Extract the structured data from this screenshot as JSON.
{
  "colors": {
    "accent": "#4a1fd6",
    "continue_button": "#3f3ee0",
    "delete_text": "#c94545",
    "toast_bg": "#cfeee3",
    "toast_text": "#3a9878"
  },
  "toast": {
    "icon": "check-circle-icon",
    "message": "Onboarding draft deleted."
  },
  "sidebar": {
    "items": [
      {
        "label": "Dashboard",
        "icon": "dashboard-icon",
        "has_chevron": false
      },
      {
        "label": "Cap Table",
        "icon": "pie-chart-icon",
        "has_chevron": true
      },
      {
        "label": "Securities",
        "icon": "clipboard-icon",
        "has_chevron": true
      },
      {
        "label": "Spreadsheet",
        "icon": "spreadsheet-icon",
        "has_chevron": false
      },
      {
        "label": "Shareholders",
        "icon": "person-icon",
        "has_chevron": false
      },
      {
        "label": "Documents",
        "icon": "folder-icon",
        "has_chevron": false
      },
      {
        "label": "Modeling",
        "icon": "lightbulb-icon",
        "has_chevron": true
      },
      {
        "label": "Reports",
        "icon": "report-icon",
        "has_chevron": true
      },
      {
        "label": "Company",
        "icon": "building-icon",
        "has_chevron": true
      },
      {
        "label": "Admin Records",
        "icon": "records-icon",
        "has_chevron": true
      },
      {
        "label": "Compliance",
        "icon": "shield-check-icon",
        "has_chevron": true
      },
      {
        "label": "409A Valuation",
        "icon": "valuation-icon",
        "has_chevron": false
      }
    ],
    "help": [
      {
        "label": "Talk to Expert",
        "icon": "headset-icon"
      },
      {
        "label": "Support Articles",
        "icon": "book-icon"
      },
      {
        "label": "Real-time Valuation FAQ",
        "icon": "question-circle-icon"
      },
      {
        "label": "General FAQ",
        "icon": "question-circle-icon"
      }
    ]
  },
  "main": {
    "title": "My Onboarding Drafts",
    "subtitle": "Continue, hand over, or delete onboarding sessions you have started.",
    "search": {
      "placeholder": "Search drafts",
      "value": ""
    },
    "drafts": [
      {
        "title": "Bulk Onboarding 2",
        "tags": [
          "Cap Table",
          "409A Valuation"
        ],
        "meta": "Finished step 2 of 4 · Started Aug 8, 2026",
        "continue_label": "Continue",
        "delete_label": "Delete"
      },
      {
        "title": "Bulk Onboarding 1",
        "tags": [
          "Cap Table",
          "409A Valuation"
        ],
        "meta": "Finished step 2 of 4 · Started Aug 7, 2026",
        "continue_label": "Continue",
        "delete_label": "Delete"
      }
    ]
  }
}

§ §

Retype every entry above, word for word.

*Final result:*
Extract the structured data from this screenshot as JSON.
{
  "colors": {
    "accent": "#4a1fd6",
    "continue_button": "#3f3ee0",
    "delete_text": "#c94545",
    "toast_bg": "#cfeee3",
    "toast_text": "#3a9878"
  },
  "toast": {
    "icon": "check-circle-icon",
    "message": "Onboarding draft deleted."
  },
  "sidebar": {
    "items": [
      {
        "label": "Dashboard",
        "icon": "dashboard-icon",
        "has_chevron": false
      },
      {
        "label": "Cap Table",
        "icon": "pie-chart-icon",
        "has_chevron": true
      },
      {
        "label": "Securities",
        "icon": "clipboard-icon",
        "has_chevron": true
      },
      {
        "label": "Spreadsheet",
        "icon": "spreadsheet-icon",
        "has_chevron": false
      },
      {
        "label": "Shareholders",
        "icon": "person-icon",
        "has_chevron": false
      },
      {
        "label": "Documents",
        "icon": "folder-icon",
        "has_chevron": false
      },
      {
        "label": "Modeling",
        "icon": "lightbulb-icon",
        "has_chevron": true
      },
      {
        "label": "Reports",
        "icon": "report-icon",
        "has_chevron": true
      },
      {
        "label": "Company",
        "icon": "building-icon",
        "has_chevron": true
      },
      {
        "label": "Admin Records",
        "icon": "records-icon",
        "has_chevron": true
      },
      {
        "label": "Compliance",
        "icon": "shield-check-icon",
        "has_chevron": true
      },
      {
        "label": "409A Valuation",
        "icon": "valuation-icon",
        "has_chevron": false
      }
    ],
    "help": [
      {
        "label": "Talk to Expert",
        "icon": "headset-icon"
      },
      {
        "label": "Support Articles",
        "icon": "book-icon"
      },
      {
        "label": "Real-time Valuation FAQ",
        "icon": "question-circle-icon"
      },
      {
        "label": "General FAQ",
        "icon": "question-circle-icon"
      }
    ]
  },
  "main": {
    "title": "My Onboarding Drafts",
    "subtitle": "Continue, hand over, or delete onboarding sessions you have started.",
    "search": {
      "placeholder": "Search drafts",
      "value": ""
    },
    "drafts": [
      {
        "title": "Bulk Onboarding 2",
        "tags": [
          "Cap Table",
          "409A Valuation"
        ],
        "meta": "Finished step 2 of 4 · Started Aug 8, 2026",
        "continue_label": "Continue",
        "delete_label": "Delete"
      },
      {
        "title": "Bulk Onboarding 1",
        "tags": [
          "Cap Table",
          "409A Valuation"
        ],
        "meta": "Finished step 2 of 4 · Started Aug 7, 2026",
        "continue_label": "Continue",
        "delete_label": "Delete"
      }
    ]
  }
}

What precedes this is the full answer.